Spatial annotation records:
- - -
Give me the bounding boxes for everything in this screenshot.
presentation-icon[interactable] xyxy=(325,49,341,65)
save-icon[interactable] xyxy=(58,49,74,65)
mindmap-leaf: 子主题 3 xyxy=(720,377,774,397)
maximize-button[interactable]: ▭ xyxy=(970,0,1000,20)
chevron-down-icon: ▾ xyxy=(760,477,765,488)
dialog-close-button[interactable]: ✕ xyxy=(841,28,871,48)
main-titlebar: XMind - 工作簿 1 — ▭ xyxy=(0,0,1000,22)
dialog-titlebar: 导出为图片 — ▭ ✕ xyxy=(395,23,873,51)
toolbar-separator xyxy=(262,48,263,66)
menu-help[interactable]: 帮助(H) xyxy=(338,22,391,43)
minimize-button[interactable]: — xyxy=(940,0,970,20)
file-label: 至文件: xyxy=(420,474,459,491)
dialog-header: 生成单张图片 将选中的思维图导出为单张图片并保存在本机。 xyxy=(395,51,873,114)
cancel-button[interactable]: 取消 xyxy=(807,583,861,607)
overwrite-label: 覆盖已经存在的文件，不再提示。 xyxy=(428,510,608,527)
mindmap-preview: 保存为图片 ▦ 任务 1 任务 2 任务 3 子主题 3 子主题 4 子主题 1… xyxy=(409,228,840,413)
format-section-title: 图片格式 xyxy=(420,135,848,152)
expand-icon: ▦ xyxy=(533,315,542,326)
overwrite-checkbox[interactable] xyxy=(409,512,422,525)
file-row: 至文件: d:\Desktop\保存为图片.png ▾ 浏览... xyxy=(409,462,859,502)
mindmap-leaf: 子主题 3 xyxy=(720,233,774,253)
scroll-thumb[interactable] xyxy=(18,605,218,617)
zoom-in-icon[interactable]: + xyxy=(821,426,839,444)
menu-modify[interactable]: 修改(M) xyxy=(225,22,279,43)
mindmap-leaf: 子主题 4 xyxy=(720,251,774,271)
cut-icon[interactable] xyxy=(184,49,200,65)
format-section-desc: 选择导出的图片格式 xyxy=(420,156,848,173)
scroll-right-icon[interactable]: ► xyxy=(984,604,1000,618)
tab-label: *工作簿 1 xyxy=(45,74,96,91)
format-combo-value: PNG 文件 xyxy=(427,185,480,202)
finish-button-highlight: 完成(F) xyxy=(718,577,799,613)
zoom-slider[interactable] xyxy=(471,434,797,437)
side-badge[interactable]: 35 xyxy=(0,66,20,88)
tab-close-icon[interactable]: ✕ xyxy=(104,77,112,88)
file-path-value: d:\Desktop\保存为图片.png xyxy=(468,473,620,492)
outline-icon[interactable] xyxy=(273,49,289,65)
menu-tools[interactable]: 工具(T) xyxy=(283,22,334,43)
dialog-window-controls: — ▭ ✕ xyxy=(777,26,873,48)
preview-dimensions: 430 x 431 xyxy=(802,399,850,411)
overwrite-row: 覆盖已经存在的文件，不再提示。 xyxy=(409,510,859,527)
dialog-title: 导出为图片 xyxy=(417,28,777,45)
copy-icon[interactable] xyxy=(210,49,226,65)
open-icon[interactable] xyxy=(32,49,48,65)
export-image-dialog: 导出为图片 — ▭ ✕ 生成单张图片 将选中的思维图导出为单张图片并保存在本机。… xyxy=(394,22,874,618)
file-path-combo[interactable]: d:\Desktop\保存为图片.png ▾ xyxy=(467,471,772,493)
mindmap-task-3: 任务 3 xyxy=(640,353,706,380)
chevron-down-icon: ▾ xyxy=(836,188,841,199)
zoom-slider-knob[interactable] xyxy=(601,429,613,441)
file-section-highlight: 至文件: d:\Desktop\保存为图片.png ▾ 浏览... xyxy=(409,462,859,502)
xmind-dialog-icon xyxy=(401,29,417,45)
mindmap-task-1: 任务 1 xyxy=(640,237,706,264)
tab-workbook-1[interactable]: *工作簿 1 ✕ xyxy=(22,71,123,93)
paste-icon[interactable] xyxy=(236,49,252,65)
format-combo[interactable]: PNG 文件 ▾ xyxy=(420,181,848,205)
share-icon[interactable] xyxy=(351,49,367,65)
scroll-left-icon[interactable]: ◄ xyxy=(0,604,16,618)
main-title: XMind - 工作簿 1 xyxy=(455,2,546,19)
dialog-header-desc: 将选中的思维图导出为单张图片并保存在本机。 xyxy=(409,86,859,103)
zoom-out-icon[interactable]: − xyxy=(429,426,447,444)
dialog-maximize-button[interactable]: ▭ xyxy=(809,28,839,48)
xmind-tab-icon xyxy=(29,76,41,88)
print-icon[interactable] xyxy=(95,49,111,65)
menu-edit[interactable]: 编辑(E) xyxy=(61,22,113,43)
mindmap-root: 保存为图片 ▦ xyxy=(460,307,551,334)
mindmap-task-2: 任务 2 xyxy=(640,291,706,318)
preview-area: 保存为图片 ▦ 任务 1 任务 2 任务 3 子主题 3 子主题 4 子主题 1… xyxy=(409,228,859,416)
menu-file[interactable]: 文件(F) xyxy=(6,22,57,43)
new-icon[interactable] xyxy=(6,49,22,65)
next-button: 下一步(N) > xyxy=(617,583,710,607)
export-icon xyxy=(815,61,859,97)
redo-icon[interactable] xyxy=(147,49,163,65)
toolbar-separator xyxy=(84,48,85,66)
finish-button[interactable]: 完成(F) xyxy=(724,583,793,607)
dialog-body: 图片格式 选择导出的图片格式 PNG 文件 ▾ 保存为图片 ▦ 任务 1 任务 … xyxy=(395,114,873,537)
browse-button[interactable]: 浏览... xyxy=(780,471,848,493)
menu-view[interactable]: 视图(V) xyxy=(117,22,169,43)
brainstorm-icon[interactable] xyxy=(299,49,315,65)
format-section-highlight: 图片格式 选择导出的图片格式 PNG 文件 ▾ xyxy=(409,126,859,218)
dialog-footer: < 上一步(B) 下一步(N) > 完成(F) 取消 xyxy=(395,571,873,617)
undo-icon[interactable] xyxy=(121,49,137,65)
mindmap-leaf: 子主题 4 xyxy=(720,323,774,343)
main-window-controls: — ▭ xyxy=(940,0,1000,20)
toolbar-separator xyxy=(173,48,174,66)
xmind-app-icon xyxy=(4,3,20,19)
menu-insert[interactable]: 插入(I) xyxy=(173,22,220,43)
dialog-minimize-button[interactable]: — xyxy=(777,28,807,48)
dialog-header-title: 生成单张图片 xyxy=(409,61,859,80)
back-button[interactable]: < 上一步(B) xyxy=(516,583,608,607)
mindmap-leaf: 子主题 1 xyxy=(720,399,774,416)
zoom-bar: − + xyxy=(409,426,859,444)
- - -
- _Short exercise_: Present every line of the items above as a JSON list of strings, one string per line, with blank lines omitted.

- _Answer to the problem_:
[
  "Give me the bounding boxes for everything in this screenshot.",
  "presentation-icon[interactable] xyxy=(325,49,341,65)",
  "save-icon[interactable] xyxy=(58,49,74,65)",
  "mindmap-leaf: 子主题 3 xyxy=(720,377,774,397)",
  "maximize-button[interactable]: ▭ xyxy=(970,0,1000,20)",
  "chevron-down-icon: ▾ xyxy=(760,477,765,488)",
  "dialog-close-button[interactable]: ✕ xyxy=(841,28,871,48)",
  "main-titlebar: XMind - 工作簿 1 — ▭ xyxy=(0,0,1000,22)",
  "dialog-titlebar: 导出为图片 — ▭ ✕ xyxy=(395,23,873,51)",
  "toolbar-separator xyxy=(262,48,263,66)",
  "menu-help[interactable]: 帮助(H) xyxy=(338,22,391,43)",
  "minimize-button[interactable]: — xyxy=(940,0,970,20)",
  "file-label: 至文件: xyxy=(420,474,459,491)",
  "dialog-header: 生成单张图片 将选中的思维图导出为单张图片并保存在本机。 xyxy=(395,51,873,114)",
  "cancel-button[interactable]: 取消 xyxy=(807,583,861,607)",
  "overwrite-label: 覆盖已经存在的文件，不再提示。 xyxy=(428,510,608,527)",
  "mindmap-preview: 保存为图片 ▦ 任务 1 任务 2 任务 3 子主题 3 子主题 4 子主题 1… xyxy=(409,228,840,413)",
  "format-section-title: 图片格式 xyxy=(420,135,848,152)",
  "expand-icon: ▦ xyxy=(533,315,542,326)",
  "overwrite-checkbox[interactable] xyxy=(409,512,422,525)",
  "file-row: 至文件: d:\\Desktop\\保存为图片.png ▾ 浏览... xyxy=(409,462,859,502)",
  "mindmap-leaf: 子主题 3 xyxy=(720,233,774,253)",
  "scroll-thumb[interactable] xyxy=(18,605,218,617)",
  "zoom-in-icon[interactable]: + xyxy=(821,426,839,444)",
  "menu-modify[interactable]: 修改(M) xyxy=(225,22,279,43)",
  "mindmap-leaf: 子主题 4 xyxy=(720,251,774,271)",
  "cut-icon[interactable] xyxy=(184,49,200,65)",
  "format-section-desc: 选择导出的图片格式 xyxy=(420,156,848,173)",
  "scroll-right-icon[interactable]: ► xyxy=(984,604,1000,618)",
  "tab-label: *工作簿 1 xyxy=(45,74,96,91)",
  "format-combo-value: PNG 文件 xyxy=(427,185,480,202)",
  "finish-button-highlight: 完成(F) xyxy=(718,577,799,613)",
  "zoom-slider[interactable] xyxy=(471,434,797,437)",
  "side-badge[interactable]: 35 xyxy=(0,66,20,88)",
  "tab-close-icon[interactable]: ✕ xyxy=(104,77,112,88)",
  "file-path-value: d:\\Desktop\\保存为图片.png xyxy=(468,473,620,492)",
  "outline-icon[interactable] xyxy=(273,49,289,65)",
  "menu-tools[interactable]: 工具(T) xyxy=(283,22,334,43)",
  "dialog-window-controls: — ▭ ✕ xyxy=(777,26,873,48)",
  "preview-dimensions: 430 x 431 xyxy=(802,399,850,411)",
  "overwrite-row: 覆盖已经存在的文件，不再提示。 xyxy=(409,510,859,527)",
  "dialog-title: 导出为图片 xyxy=(417,28,777,45)",
  "copy-icon[interactable] xyxy=(210,49,226,65)",
  "open-icon[interactable] xyxy=(32,49,48,65)",
  "export-image-dialog: 导出为图片 — ▭ ✕ 生成单张图片 将选中的思维图导出为单张图片并保存在本机。… xyxy=(394,22,874,618)",
  "file-path-combo[interactable]: d:\\Desktop\\保存为图片.png ▾ xyxy=(467,471,772,493)",
  "mindmap-task-3: 任务 3 xyxy=(640,353,706,380)",
  "chevron-down-icon: ▾ xyxy=(836,188,841,199)",
  "zoom-slider-knob[interactable] xyxy=(601,429,613,441)",
  "file-section-highlight: 至文件: d:\\Desktop\\保存为图片.png ▾ 浏览... xyxy=(409,462,859,502)",
  "xmind-dialog-icon xyxy=(401,29,417,45)",
  "mindmap-task-1: 任务 1 xyxy=(640,237,706,264)",
  "tab-workbook-1[interactable]: *工作簿 1 ✕ xyxy=(22,71,123,93)",
  "paste-icon[interactable] xyxy=(236,49,252,65)",
  "format-combo[interactable]: PNG 文件 ▾ xyxy=(420,181,848,205)",
  "share-icon[interactable] xyxy=(351,49,367,65)",
  "scroll-left-icon[interactable]: ◄ xyxy=(0,604,16,618)",
  "main-title: XMind - 工作簿 1 xyxy=(455,2,546,19)",
  "dialog-header-desc: 将选中的思维图导出为单张图片并保存在本机。 xyxy=(409,86,859,103)",
  "zoom-out-icon[interactable]: − xyxy=(429,426,447,444)",
  "dialog-maximize-button[interactable]: ▭ xyxy=(809,28,839,48)",
  "xmind-tab-icon xyxy=(29,76,41,88)",
  "print-icon[interactable] xyxy=(95,49,111,65)",
  "menu-edit[interactable]: 编辑(E) xyxy=(61,22,113,43)",
  "mindmap-root: 保存为图片 ▦ xyxy=(460,307,551,334)",
  "mindmap-task-2: 任务 2 xyxy=(640,291,706,318)",
  "preview-area: 保存为图片 ▦ 任务 1 任务 2 任务 3 子主题 3 子主题 4 子主题 1… xyxy=(409,228,859,416)",
  "menu-file[interactable]: 文件(F) xyxy=(6,22,57,43)",
  "new-icon[interactable] xyxy=(6,49,22,65)",
  "next-button: 下一步(N) > xyxy=(617,583,710,607)",
  "export-icon xyxy=(815,61,859,97)",
  "redo-icon[interactable] xyxy=(147,49,163,65)",
  "toolbar-separator xyxy=(84,48,85,66)",
  "finish-button[interactable]: 完成(F) xyxy=(724,583,793,607)",
  "dialog-body: 图片格式 选择导出的图片格式 PNG 文件 ▾ 保存为图片 ▦ 任务 1 任务 … xyxy=(395,114,873,537)",
  "browse-button[interactable]: 浏览... xyxy=(780,471,848,493)",
  "menu-view[interactable]: 视图(V) xyxy=(117,22,169,43)",
  "brainstorm-icon[interactable] xyxy=(299,49,315,65)",
  "format-section-highlight: 图片格式 选择导出的图片格式 PNG 文件 ▾ xyxy=(409,126,859,218)",
  "dialog-footer: < 上一步(B) 下一步(N) > 完成(F) 取消 xyxy=(395,571,873,617)",
  "undo-icon[interactable] xyxy=(121,49,137,65)",
  "mindmap-leaf: 子主题 4 xyxy=(720,323,774,343)",
  "main-window-controls: — ▭ xyxy=(940,0,1000,20)",
  "toolbar-separator xyxy=(173,48,174,66)",
  "xmind-app-icon xyxy=(4,3,20,19)",
  "menu-insert[interactable]: 插入(I) xyxy=(173,22,220,43)",
  "dialog-minimize-button[interactable]: — xyxy=(777,28,807,48)",
  "dialog-header-title: 生成单张图片 xyxy=(409,61,859,80)",
  "back-button[interactable]: < 上一步(B) xyxy=(516,583,608,607)",
  "mindmap-leaf: 子主题 1 xyxy=(720,399,774,416)",
  "zoom-bar: − + xyxy=(409,426,859,444)"
]